### WHAT THE TASK ASKS
Turn the lines of material below into a numbered list, omitting any blank lines.

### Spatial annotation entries
• • • • •

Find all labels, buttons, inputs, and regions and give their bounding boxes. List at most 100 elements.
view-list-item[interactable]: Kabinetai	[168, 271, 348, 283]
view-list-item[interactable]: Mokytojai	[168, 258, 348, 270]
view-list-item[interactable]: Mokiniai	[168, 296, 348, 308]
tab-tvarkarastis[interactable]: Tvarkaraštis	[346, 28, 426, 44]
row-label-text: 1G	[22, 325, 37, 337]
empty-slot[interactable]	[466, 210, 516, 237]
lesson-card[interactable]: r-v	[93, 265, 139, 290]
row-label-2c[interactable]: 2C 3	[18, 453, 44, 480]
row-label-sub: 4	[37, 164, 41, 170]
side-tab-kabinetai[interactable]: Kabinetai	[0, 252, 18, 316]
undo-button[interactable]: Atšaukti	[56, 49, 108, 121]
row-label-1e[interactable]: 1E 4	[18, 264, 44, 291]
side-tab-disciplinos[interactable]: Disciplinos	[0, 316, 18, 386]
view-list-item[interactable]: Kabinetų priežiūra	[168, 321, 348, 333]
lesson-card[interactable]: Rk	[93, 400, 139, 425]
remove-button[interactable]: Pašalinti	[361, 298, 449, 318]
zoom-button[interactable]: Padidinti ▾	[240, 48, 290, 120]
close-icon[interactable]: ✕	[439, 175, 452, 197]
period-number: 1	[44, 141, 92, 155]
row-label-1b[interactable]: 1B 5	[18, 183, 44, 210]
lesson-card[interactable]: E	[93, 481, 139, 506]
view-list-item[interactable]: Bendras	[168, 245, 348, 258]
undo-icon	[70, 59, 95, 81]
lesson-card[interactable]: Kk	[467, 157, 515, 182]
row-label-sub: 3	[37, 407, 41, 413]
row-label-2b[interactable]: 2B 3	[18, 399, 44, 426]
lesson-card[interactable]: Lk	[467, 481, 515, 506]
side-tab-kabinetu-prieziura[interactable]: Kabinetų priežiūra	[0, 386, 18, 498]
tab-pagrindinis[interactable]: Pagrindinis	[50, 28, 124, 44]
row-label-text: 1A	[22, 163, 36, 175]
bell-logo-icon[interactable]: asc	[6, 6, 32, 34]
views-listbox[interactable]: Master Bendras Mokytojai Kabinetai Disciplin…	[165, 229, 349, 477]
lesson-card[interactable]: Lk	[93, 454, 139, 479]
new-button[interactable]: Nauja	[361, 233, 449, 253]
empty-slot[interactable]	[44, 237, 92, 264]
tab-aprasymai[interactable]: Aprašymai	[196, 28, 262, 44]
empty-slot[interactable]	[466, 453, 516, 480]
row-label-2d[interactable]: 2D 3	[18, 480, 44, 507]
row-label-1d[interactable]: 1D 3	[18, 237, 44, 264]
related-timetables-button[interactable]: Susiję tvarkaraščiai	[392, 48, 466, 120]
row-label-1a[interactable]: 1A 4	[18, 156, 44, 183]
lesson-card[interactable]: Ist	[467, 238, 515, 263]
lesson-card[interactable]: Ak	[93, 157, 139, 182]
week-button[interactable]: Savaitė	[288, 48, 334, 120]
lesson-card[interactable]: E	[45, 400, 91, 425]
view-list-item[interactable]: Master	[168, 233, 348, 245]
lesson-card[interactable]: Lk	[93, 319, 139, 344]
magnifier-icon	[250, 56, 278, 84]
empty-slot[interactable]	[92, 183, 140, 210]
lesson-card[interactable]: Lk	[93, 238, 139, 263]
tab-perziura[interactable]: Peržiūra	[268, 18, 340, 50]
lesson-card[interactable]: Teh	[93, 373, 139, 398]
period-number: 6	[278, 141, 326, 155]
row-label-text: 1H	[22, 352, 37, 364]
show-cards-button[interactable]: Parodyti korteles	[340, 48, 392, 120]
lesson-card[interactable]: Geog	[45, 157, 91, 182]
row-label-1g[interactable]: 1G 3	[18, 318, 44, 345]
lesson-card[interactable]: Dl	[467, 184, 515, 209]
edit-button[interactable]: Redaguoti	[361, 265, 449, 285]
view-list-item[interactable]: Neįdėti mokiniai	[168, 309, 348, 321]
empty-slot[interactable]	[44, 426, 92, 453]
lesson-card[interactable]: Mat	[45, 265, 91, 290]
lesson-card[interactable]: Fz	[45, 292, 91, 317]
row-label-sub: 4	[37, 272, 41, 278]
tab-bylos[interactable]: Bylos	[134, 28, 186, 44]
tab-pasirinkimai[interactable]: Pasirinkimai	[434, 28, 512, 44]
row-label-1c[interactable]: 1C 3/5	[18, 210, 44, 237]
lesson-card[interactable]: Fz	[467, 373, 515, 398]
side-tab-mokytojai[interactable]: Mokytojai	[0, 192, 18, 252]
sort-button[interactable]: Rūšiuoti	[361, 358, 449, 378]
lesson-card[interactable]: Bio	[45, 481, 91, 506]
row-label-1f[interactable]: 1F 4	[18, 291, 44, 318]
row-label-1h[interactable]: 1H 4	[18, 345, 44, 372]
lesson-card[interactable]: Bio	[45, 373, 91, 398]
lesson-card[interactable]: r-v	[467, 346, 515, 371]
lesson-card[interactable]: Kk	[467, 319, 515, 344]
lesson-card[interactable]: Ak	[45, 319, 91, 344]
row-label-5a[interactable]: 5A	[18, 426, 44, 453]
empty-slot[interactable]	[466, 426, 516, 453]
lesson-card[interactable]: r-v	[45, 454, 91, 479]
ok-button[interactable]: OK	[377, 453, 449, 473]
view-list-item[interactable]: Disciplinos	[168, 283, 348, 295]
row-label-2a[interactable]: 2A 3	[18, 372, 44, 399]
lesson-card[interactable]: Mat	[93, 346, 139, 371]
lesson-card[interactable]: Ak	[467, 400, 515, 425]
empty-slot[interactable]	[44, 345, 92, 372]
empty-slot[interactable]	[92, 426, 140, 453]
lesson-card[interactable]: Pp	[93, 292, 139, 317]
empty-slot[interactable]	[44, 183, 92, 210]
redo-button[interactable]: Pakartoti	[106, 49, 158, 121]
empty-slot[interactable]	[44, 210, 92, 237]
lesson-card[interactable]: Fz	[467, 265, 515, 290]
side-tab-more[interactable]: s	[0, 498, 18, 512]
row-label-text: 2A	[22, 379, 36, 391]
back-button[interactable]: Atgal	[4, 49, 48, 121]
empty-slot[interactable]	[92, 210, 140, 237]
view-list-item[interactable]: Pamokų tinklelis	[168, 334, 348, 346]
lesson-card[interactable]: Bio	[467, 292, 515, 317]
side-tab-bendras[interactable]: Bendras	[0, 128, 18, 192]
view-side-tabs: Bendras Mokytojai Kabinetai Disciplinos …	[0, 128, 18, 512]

• • • • •

### WRITTEN REPLY
1. Find all labels, buttons, inputs, and regions and give their bounding boxes. List at most 100 elements.
2. view-list-item[interactable]: Kabinetai	[168, 271, 348, 283]
3. view-list-item[interactable]: Mokytojai	[168, 258, 348, 270]
4. view-list-item[interactable]: Mokiniai	[168, 296, 348, 308]
5. tab-tvarkarastis[interactable]: Tvarkaraštis	[346, 28, 426, 44]
6. row-label-text: 1G	[22, 325, 37, 337]
7. empty-slot[interactable]	[466, 210, 516, 237]
8. lesson-card[interactable]: r-v	[93, 265, 139, 290]
9. row-label-2c[interactable]: 2C 3	[18, 453, 44, 480]
10. row-label-sub: 4	[37, 164, 41, 170]
11. side-tab-kabinetai[interactable]: Kabinetai	[0, 252, 18, 316]
12. undo-button[interactable]: Atšaukti	[56, 49, 108, 121]
13. row-label-1e[interactable]: 1E 4	[18, 264, 44, 291]
14. side-tab-disciplinos[interactable]: Disciplinos	[0, 316, 18, 386]
15. view-list-item[interactable]: Kabinetų priežiūra	[168, 321, 348, 333]
16. lesson-card[interactable]: Rk	[93, 400, 139, 425]
17. remove-button[interactable]: Pašalinti	[361, 298, 449, 318]
18. zoom-button[interactable]: Padidinti ▾	[240, 48, 290, 120]
19. close-icon[interactable]: ✕	[439, 175, 452, 197]
20. period-number: 1	[44, 141, 92, 155]
21. row-label-1b[interactable]: 1B 5	[18, 183, 44, 210]
22. lesson-card[interactable]: E	[93, 481, 139, 506]
23. view-list-item[interactable]: Bendras	[168, 245, 348, 258]
24. undo-icon	[70, 59, 95, 81]
25. lesson-card[interactable]: Kk	[467, 157, 515, 182]
26. row-label-sub: 3	[37, 407, 41, 413]
27. row-label-2b[interactable]: 2B 3	[18, 399, 44, 426]
28. lesson-card[interactable]: Lk	[467, 481, 515, 506]
29. side-tab-kabinetu-prieziura[interactable]: Kabinetų priežiūra	[0, 386, 18, 498]
30. tab-pagrindinis[interactable]: Pagrindinis	[50, 28, 124, 44]
31. row-label-text: 1A	[22, 163, 36, 175]
32. bell-logo-icon[interactable]: asc	[6, 6, 32, 34]
33. views-listbox[interactable]: Master Bendras Mokytojai Kabinetai Disciplin…	[165, 229, 349, 477]
34. lesson-card[interactable]: Lk	[93, 454, 139, 479]
35. new-button[interactable]: Nauja	[361, 233, 449, 253]
36. empty-slot[interactable]	[44, 237, 92, 264]
37. tab-aprasymai[interactable]: Aprašymai	[196, 28, 262, 44]
38. empty-slot[interactable]	[466, 453, 516, 480]
39. row-label-2d[interactable]: 2D 3	[18, 480, 44, 507]
40. row-label-1d[interactable]: 1D 3	[18, 237, 44, 264]
41. related-timetables-button[interactable]: Susiję tvarkaraščiai	[392, 48, 466, 120]
42. row-label-1a[interactable]: 1A 4	[18, 156, 44, 183]
43. lesson-card[interactable]: Ist	[467, 238, 515, 263]
44. lesson-card[interactable]: Ak	[93, 157, 139, 182]
45. week-button[interactable]: Savaitė	[288, 48, 334, 120]
46. lesson-card[interactable]: E	[45, 400, 91, 425]
47. view-list-item[interactable]: Master	[168, 233, 348, 245]
48. lesson-card[interactable]: Lk	[93, 319, 139, 344]
49. magnifier-icon	[250, 56, 278, 84]
50. empty-slot[interactable]	[92, 183, 140, 210]
51. lesson-card[interactable]: Lk	[93, 238, 139, 263]
52. tab-perziura[interactable]: Peržiūra	[268, 18, 340, 50]
53. lesson-card[interactable]: Teh	[93, 373, 139, 398]
54. period-number: 6	[278, 141, 326, 155]
55. row-label-text: 1H	[22, 352, 37, 364]
56. show-cards-button[interactable]: Parodyti korteles	[340, 48, 392, 120]
57. lesson-card[interactable]: Geog	[45, 157, 91, 182]
58. row-label-1g[interactable]: 1G 3	[18, 318, 44, 345]
59. lesson-card[interactable]: Dl	[467, 184, 515, 209]
60. edit-button[interactable]: Redaguoti	[361, 265, 449, 285]
61. view-list-item[interactable]: Neįdėti mokiniai	[168, 309, 348, 321]
62. empty-slot[interactable]	[44, 426, 92, 453]
63. lesson-card[interactable]: Mat	[45, 265, 91, 290]
64. lesson-card[interactable]: Fz	[45, 292, 91, 317]
65. row-label-sub: 4	[37, 272, 41, 278]
66. tab-bylos[interactable]: Bylos	[134, 28, 186, 44]
67. tab-pasirinkimai[interactable]: Pasirinkimai	[434, 28, 512, 44]
68. row-label-1c[interactable]: 1C 3/5	[18, 210, 44, 237]
69. lesson-card[interactable]: Fz	[467, 373, 515, 398]
70. side-tab-mokytojai[interactable]: Mokytojai	[0, 192, 18, 252]
71. sort-button[interactable]: Rūšiuoti	[361, 358, 449, 378]
72. lesson-card[interactable]: Bio	[45, 481, 91, 506]
73. row-label-1f[interactable]: 1F 4	[18, 291, 44, 318]
74. row-label-1h[interactable]: 1H 4	[18, 345, 44, 372]
75. lesson-card[interactable]: Bio	[45, 373, 91, 398]
76. lesson-card[interactable]: r-v	[467, 346, 515, 371]
77. lesson-card[interactable]: Kk	[467, 319, 515, 344]
78. lesson-card[interactable]: Ak	[45, 319, 91, 344]
79. row-label-5a[interactable]: 5A	[18, 426, 44, 453]
80. empty-slot[interactable]	[466, 426, 516, 453]
81. lesson-card[interactable]: r-v	[45, 454, 91, 479]
82. ok-button[interactable]: OK	[377, 453, 449, 473]
83. view-list-item[interactable]: Disciplinos	[168, 283, 348, 295]
84. row-label-2a[interactable]: 2A 3	[18, 372, 44, 399]
85. lesson-card[interactable]: Mat	[93, 346, 139, 371]
86. lesson-card[interactable]: Ak	[467, 400, 515, 425]
87. empty-slot[interactable]	[44, 345, 92, 372]
88. empty-slot[interactable]	[92, 426, 140, 453]
89. lesson-card[interactable]: Pp	[93, 292, 139, 317]
90. empty-slot[interactable]	[44, 183, 92, 210]
91. redo-button[interactable]: Pakartoti	[106, 49, 158, 121]
92. empty-slot[interactable]	[44, 210, 92, 237]
93. lesson-card[interactable]: Fz	[467, 265, 515, 290]
94. side-tab-more[interactable]: s	[0, 498, 18, 512]
95. row-label-text: 2A	[22, 379, 36, 391]
96. back-button[interactable]: Atgal	[4, 49, 48, 121]
97. empty-slot[interactable]	[92, 210, 140, 237]
98. view-list-item[interactable]: Pamokų tinklelis	[168, 334, 348, 346]
99. lesson-card[interactable]: Bio	[467, 292, 515, 317]
100. side-tab-bendras[interactable]: Bendras	[0, 128, 18, 192]
101. view-side-tabs: Bendras Mokytojai Kabinetai Disciplinos …	[0, 128, 18, 512]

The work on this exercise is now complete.